Send each entry back exactly as given, pictures excluded.

[Figure collection entries]

=-=-=

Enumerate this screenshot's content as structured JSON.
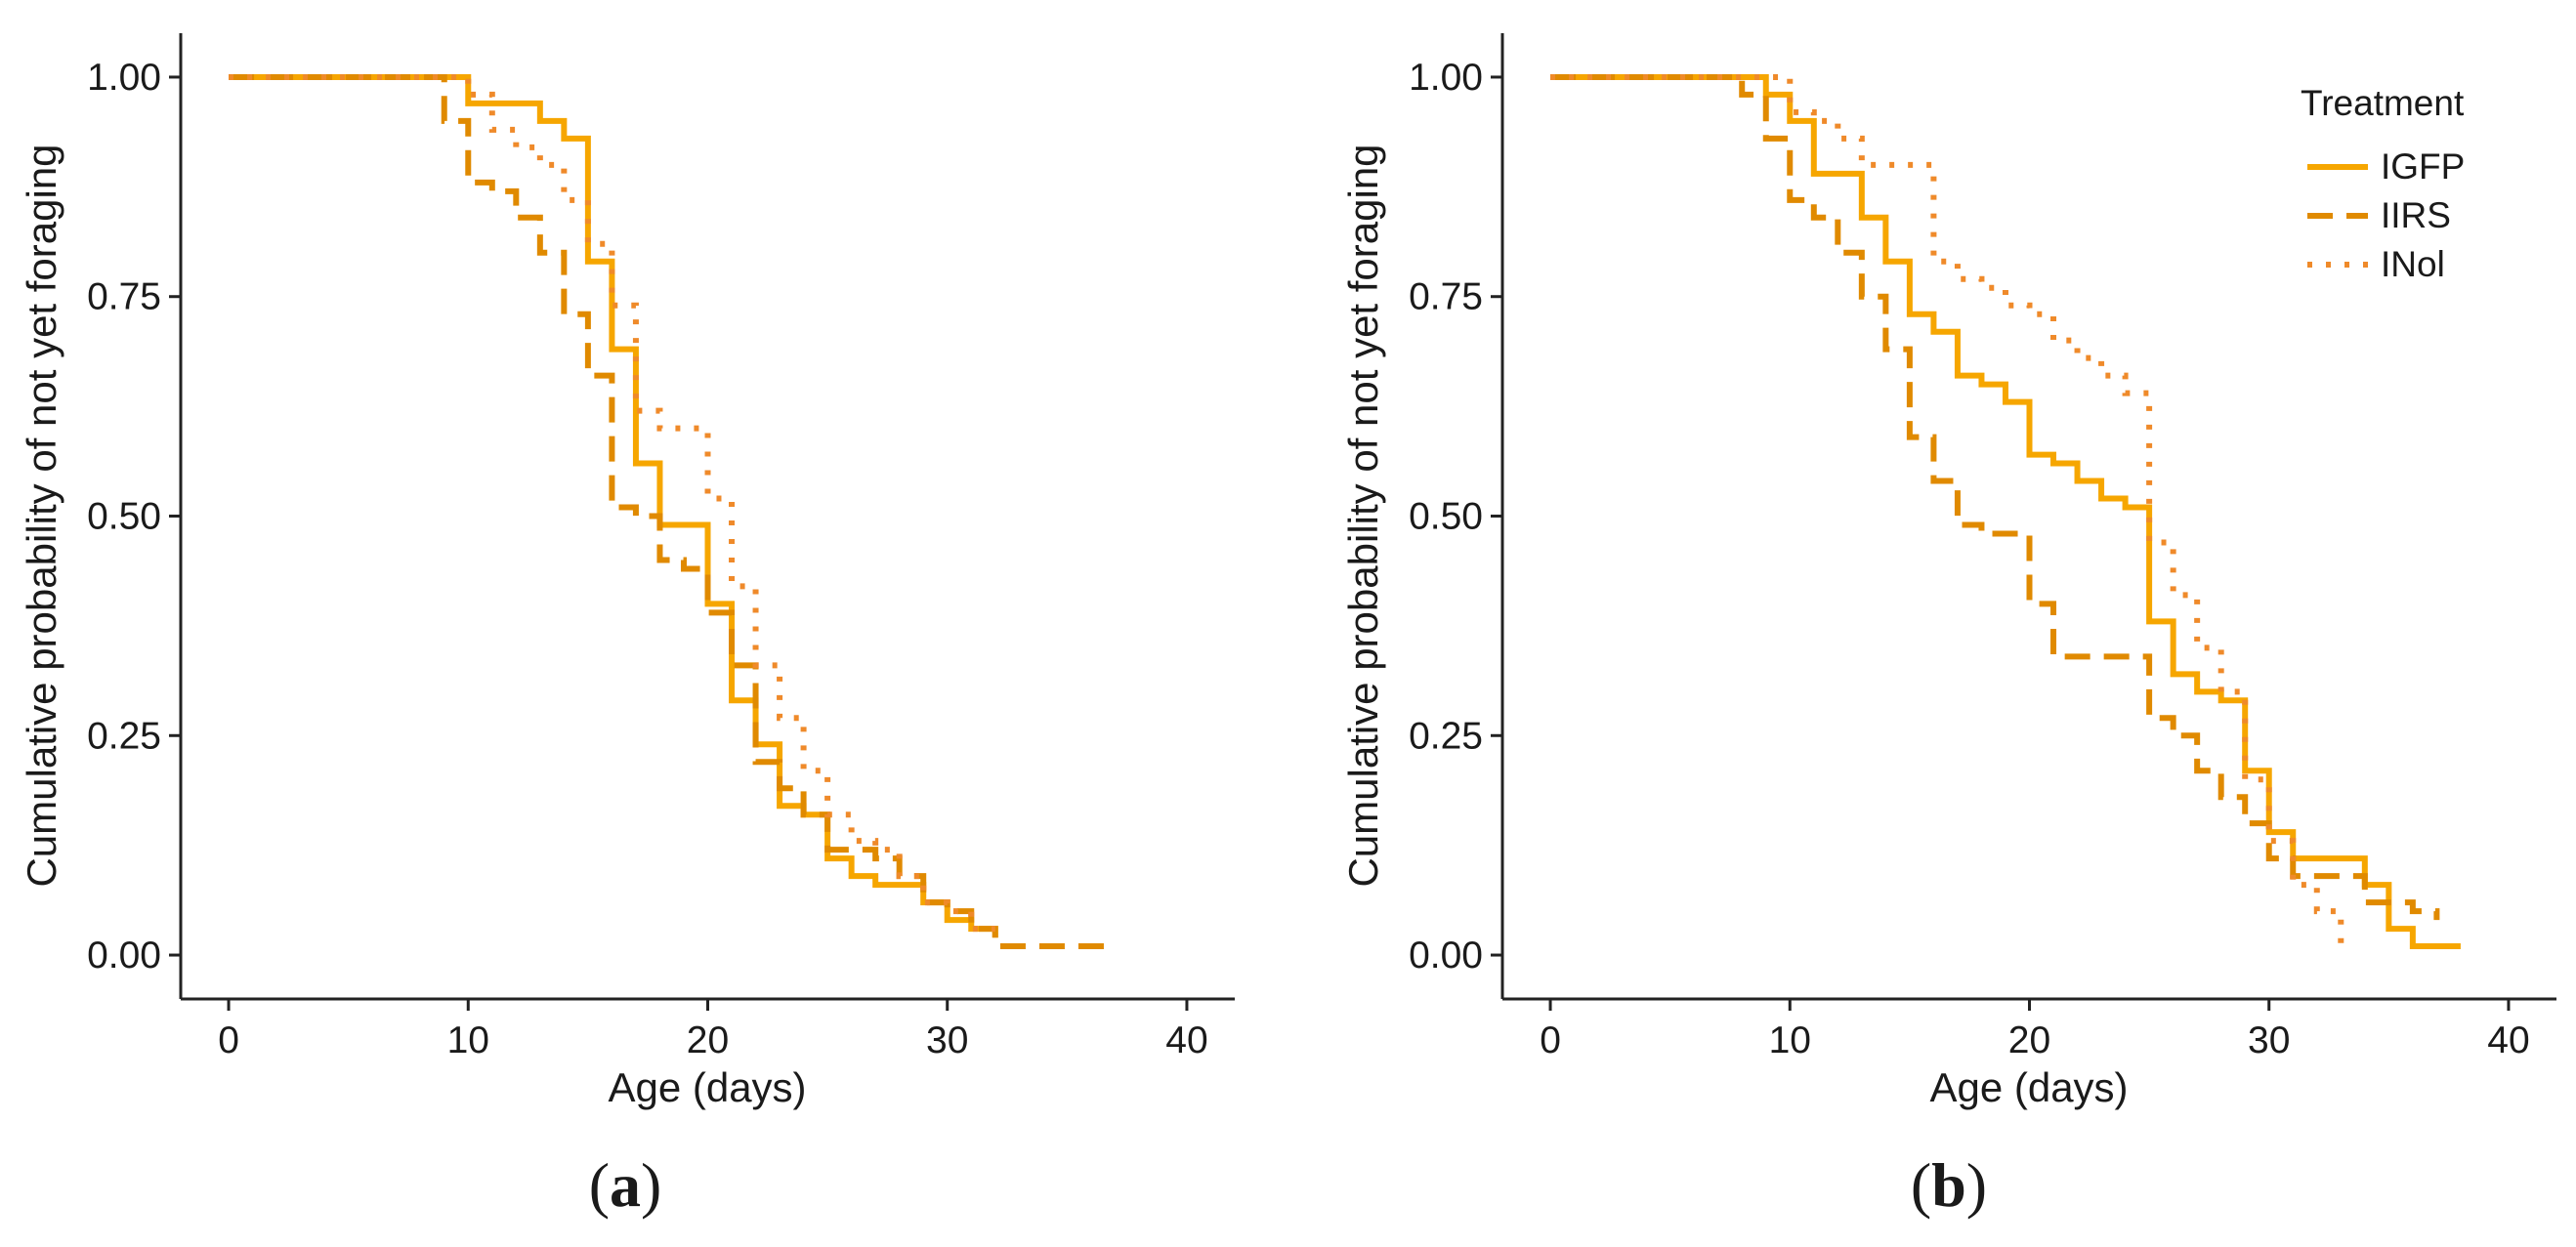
{
  "legend": {
    "title": "Treatment",
    "entries": [
      {
        "name": "IGFP",
        "style": "solid"
      },
      {
        "name": "IIRS",
        "style": "dashed"
      },
      {
        "name": "INol",
        "style": "dotted"
      }
    ]
  },
  "colors": {
    "IGFP": "#f6a600",
    "IIRS": "#e08a00",
    "INol": "#ef8a2a",
    "axis": "#222222"
  },
  "chart_data": [
    {
      "id": "a",
      "panel_label": "(a)",
      "panel_open": "(",
      "panel_letter": "a",
      "panel_close": ")",
      "type": "line",
      "step": true,
      "title": "",
      "xlabel": "Age (days)",
      "ylabel": "Cumulative probability of not yet foraging",
      "xlim": [
        -2,
        42
      ],
      "ylim": [
        -0.05,
        1.05
      ],
      "xticks": [
        0,
        10,
        20,
        30,
        40
      ],
      "yticks": [
        0.0,
        0.25,
        0.5,
        0.75,
        1.0
      ],
      "xtick_labels": [
        "0",
        "10",
        "20",
        "30",
        "40"
      ],
      "ytick_labels": [
        "0.00",
        "0.25",
        "0.50",
        "0.75",
        "1.00"
      ],
      "grid": false,
      "legend_shown": false,
      "series": [
        {
          "name": "IGFP",
          "style": "solid",
          "x": [
            0,
            10,
            13,
            14,
            15,
            16,
            17,
            18,
            20,
            21,
            22,
            23,
            24,
            25,
            26,
            27,
            29,
            30,
            31,
            32
          ],
          "y": [
            1.0,
            0.97,
            0.95,
            0.93,
            0.79,
            0.69,
            0.56,
            0.49,
            0.4,
            0.29,
            0.24,
            0.17,
            0.16,
            0.11,
            0.09,
            0.08,
            0.06,
            0.04,
            0.03,
            0.02
          ]
        },
        {
          "name": "IIRS",
          "style": "dashed",
          "x": [
            0,
            9,
            10,
            11,
            12,
            13,
            14,
            15,
            16,
            17,
            18,
            19,
            20,
            21,
            22,
            23,
            24,
            25,
            27,
            28,
            29,
            30,
            31,
            32,
            37
          ],
          "y": [
            1.0,
            0.95,
            0.88,
            0.87,
            0.84,
            0.8,
            0.73,
            0.66,
            0.51,
            0.5,
            0.45,
            0.44,
            0.39,
            0.33,
            0.22,
            0.19,
            0.16,
            0.12,
            0.11,
            0.09,
            0.06,
            0.05,
            0.03,
            0.01,
            0.01
          ]
        },
        {
          "name": "INol",
          "style": "dotted",
          "x": [
            0,
            10,
            11,
            12,
            13,
            14,
            15,
            16,
            17,
            18,
            20,
            21,
            22,
            23,
            24,
            25,
            26,
            27,
            28,
            29,
            30,
            31,
            32
          ],
          "y": [
            1.0,
            0.98,
            0.94,
            0.92,
            0.9,
            0.86,
            0.81,
            0.74,
            0.62,
            0.6,
            0.52,
            0.42,
            0.33,
            0.27,
            0.21,
            0.16,
            0.13,
            0.12,
            0.09,
            0.06,
            0.05,
            0.03,
            0.03
          ]
        }
      ]
    },
    {
      "id": "b",
      "panel_label": "(b)",
      "panel_open": "(",
      "panel_letter": "b",
      "panel_close": ")",
      "type": "line",
      "step": true,
      "title": "",
      "xlabel": "Age (days)",
      "ylabel": "Cumulative probability of not yet foraging",
      "xlim": [
        -2,
        42
      ],
      "ylim": [
        -0.05,
        1.05
      ],
      "xticks": [
        0,
        10,
        20,
        30,
        40
      ],
      "yticks": [
        0.0,
        0.25,
        0.5,
        0.75,
        1.0
      ],
      "xtick_labels": [
        "0",
        "10",
        "20",
        "30",
        "40"
      ],
      "ytick_labels": [
        "0.00",
        "0.25",
        "0.50",
        "0.75",
        "1.00"
      ],
      "grid": false,
      "legend_shown": true,
      "legend_position": "top-right",
      "series": [
        {
          "name": "IGFP",
          "style": "solid",
          "x": [
            0,
            9,
            10,
            11,
            13,
            14,
            15,
            16,
            17,
            18,
            19,
            20,
            21,
            22,
            23,
            24,
            25,
            26,
            27,
            28,
            29,
            30,
            31,
            34,
            35,
            36,
            38
          ],
          "y": [
            1.0,
            0.98,
            0.95,
            0.89,
            0.84,
            0.79,
            0.73,
            0.71,
            0.66,
            0.65,
            0.63,
            0.57,
            0.56,
            0.54,
            0.52,
            0.51,
            0.38,
            0.32,
            0.3,
            0.29,
            0.21,
            0.14,
            0.11,
            0.08,
            0.03,
            0.01,
            0.01
          ]
        },
        {
          "name": "IIRS",
          "style": "dashed",
          "x": [
            0,
            8,
            9,
            10,
            11,
            12,
            13,
            14,
            15,
            16,
            17,
            18,
            20,
            21,
            25,
            26,
            27,
            28,
            29,
            30,
            31,
            34,
            36,
            37
          ],
          "y": [
            1.0,
            0.98,
            0.93,
            0.86,
            0.84,
            0.8,
            0.75,
            0.69,
            0.59,
            0.54,
            0.49,
            0.48,
            0.4,
            0.34,
            0.27,
            0.25,
            0.21,
            0.18,
            0.15,
            0.11,
            0.09,
            0.06,
            0.05,
            0.04
          ]
        },
        {
          "name": "INol",
          "style": "dotted",
          "x": [
            0,
            10,
            11,
            12,
            13,
            14,
            15,
            16,
            17,
            18,
            19,
            20,
            21,
            22,
            23,
            24,
            25,
            26,
            27,
            28,
            29,
            30,
            31,
            32,
            33
          ],
          "y": [
            1.0,
            0.96,
            0.95,
            0.93,
            0.9,
            0.9,
            0.9,
            0.79,
            0.77,
            0.76,
            0.74,
            0.73,
            0.7,
            0.68,
            0.66,
            0.64,
            0.47,
            0.41,
            0.35,
            0.3,
            0.2,
            0.13,
            0.08,
            0.05,
            0.01
          ]
        }
      ]
    }
  ]
}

=-=-=

# ANSWER IN FULL:
Enumerate this screenshot's content as structured JSON.
{
  "legend": {
    "title": "Treatment",
    "entries": [
      {
        "name": "IGFP",
        "style": "solid"
      },
      {
        "name": "IIRS",
        "style": "dashed"
      },
      {
        "name": "INol",
        "style": "dotted"
      }
    ]
  },
  "colors": {
    "IGFP": "#f6a600",
    "IIRS": "#e08a00",
    "INol": "#ef8a2a",
    "axis": "#222222"
  },
  "chart_data": [
    {
      "id": "a",
      "panel_label": "(a)",
      "panel_open": "(",
      "panel_letter": "a",
      "panel_close": ")",
      "type": "line",
      "step": true,
      "title": "",
      "xlabel": "Age (days)",
      "ylabel": "Cumulative probability of not yet foraging",
      "xlim": [
        -2,
        42
      ],
      "ylim": [
        -0.05,
        1.05
      ],
      "xticks": [
        0,
        10,
        20,
        30,
        40
      ],
      "yticks": [
        0.0,
        0.25,
        0.5,
        0.75,
        1.0
      ],
      "xtick_labels": [
        "0",
        "10",
        "20",
        "30",
        "40"
      ],
      "ytick_labels": [
        "0.00",
        "0.25",
        "0.50",
        "0.75",
        "1.00"
      ],
      "grid": false,
      "legend_shown": false,
      "series": [
        {
          "name": "IGFP",
          "style": "solid",
          "x": [
            0,
            10,
            13,
            14,
            15,
            16,
            17,
            18,
            20,
            21,
            22,
            23,
            24,
            25,
            26,
            27,
            29,
            30,
            31,
            32
          ],
          "y": [
            1.0,
            0.97,
            0.95,
            0.93,
            0.79,
            0.69,
            0.56,
            0.49,
            0.4,
            0.29,
            0.24,
            0.17,
            0.16,
            0.11,
            0.09,
            0.08,
            0.06,
            0.04,
            0.03,
            0.02
          ]
        },
        {
          "name": "IIRS",
          "style": "dashed",
          "x": [
            0,
            9,
            10,
            11,
            12,
            13,
            14,
            15,
            16,
            17,
            18,
            19,
            20,
            21,
            22,
            23,
            24,
            25,
            27,
            28,
            29,
            30,
            31,
            32,
            37
          ],
          "y": [
            1.0,
            0.95,
            0.88,
            0.87,
            0.84,
            0.8,
            0.73,
            0.66,
            0.51,
            0.5,
            0.45,
            0.44,
            0.39,
            0.33,
            0.22,
            0.19,
            0.16,
            0.12,
            0.11,
            0.09,
            0.06,
            0.05,
            0.03,
            0.01,
            0.01
          ]
        },
        {
          "name": "INol",
          "style": "dotted",
          "x": [
            0,
            10,
            11,
            12,
            13,
            14,
            15,
            16,
            17,
            18,
            20,
            21,
            22,
            23,
            24,
            25,
            26,
            27,
            28,
            29,
            30,
            31,
            32
          ],
          "y": [
            1.0,
            0.98,
            0.94,
            0.92,
            0.9,
            0.86,
            0.81,
            0.74,
            0.62,
            0.6,
            0.52,
            0.42,
            0.33,
            0.27,
            0.21,
            0.16,
            0.13,
            0.12,
            0.09,
            0.06,
            0.05,
            0.03,
            0.03
          ]
        }
      ]
    },
    {
      "id": "b",
      "panel_label": "(b)",
      "panel_open": "(",
      "panel_letter": "b",
      "panel_close": ")",
      "type": "line",
      "step": true,
      "title": "",
      "xlabel": "Age (days)",
      "ylabel": "Cumulative probability of not yet foraging",
      "xlim": [
        -2,
        42
      ],
      "ylim": [
        -0.05,
        1.05
      ],
      "xticks": [
        0,
        10,
        20,
        30,
        40
      ],
      "yticks": [
        0.0,
        0.25,
        0.5,
        0.75,
        1.0
      ],
      "xtick_labels": [
        "0",
        "10",
        "20",
        "30",
        "40"
      ],
      "ytick_labels": [
        "0.00",
        "0.25",
        "0.50",
        "0.75",
        "1.00"
      ],
      "grid": false,
      "legend_shown": true,
      "legend_position": "top-right",
      "series": [
        {
          "name": "IGFP",
          "style": "solid",
          "x": [
            0,
            9,
            10,
            11,
            13,
            14,
            15,
            16,
            17,
            18,
            19,
            20,
            21,
            22,
            23,
            24,
            25,
            26,
            27,
            28,
            29,
            30,
            31,
            34,
            35,
            36,
            38
          ],
          "y": [
            1.0,
            0.98,
            0.95,
            0.89,
            0.84,
            0.79,
            0.73,
            0.71,
            0.66,
            0.65,
            0.63,
            0.57,
            0.56,
            0.54,
            0.52,
            0.51,
            0.38,
            0.32,
            0.3,
            0.29,
            0.21,
            0.14,
            0.11,
            0.08,
            0.03,
            0.01,
            0.01
          ]
        },
        {
          "name": "IIRS",
          "style": "dashed",
          "x": [
            0,
            8,
            9,
            10,
            11,
            12,
            13,
            14,
            15,
            16,
            17,
            18,
            20,
            21,
            25,
            26,
            27,
            28,
            29,
            30,
            31,
            34,
            36,
            37
          ],
          "y": [
            1.0,
            0.98,
            0.93,
            0.86,
            0.84,
            0.8,
            0.75,
            0.69,
            0.59,
            0.54,
            0.49,
            0.48,
            0.4,
            0.34,
            0.27,
            0.25,
            0.21,
            0.18,
            0.15,
            0.11,
            0.09,
            0.06,
            0.05,
            0.04
          ]
        },
        {
          "name": "INol",
          "style": "dotted",
          "x": [
            0,
            10,
            11,
            12,
            13,
            14,
            15,
            16,
            17,
            18,
            19,
            20,
            21,
            22,
            23,
            24,
            25,
            26,
            27,
            28,
            29,
            30,
            31,
            32,
            33
          ],
          "y": [
            1.0,
            0.96,
            0.95,
            0.93,
            0.9,
            0.9,
            0.9,
            0.79,
            0.77,
            0.76,
            0.74,
            0.73,
            0.7,
            0.68,
            0.66,
            0.64,
            0.47,
            0.41,
            0.35,
            0.3,
            0.2,
            0.13,
            0.08,
            0.05,
            0.01
          ]
        }
      ]
    }
  ]
}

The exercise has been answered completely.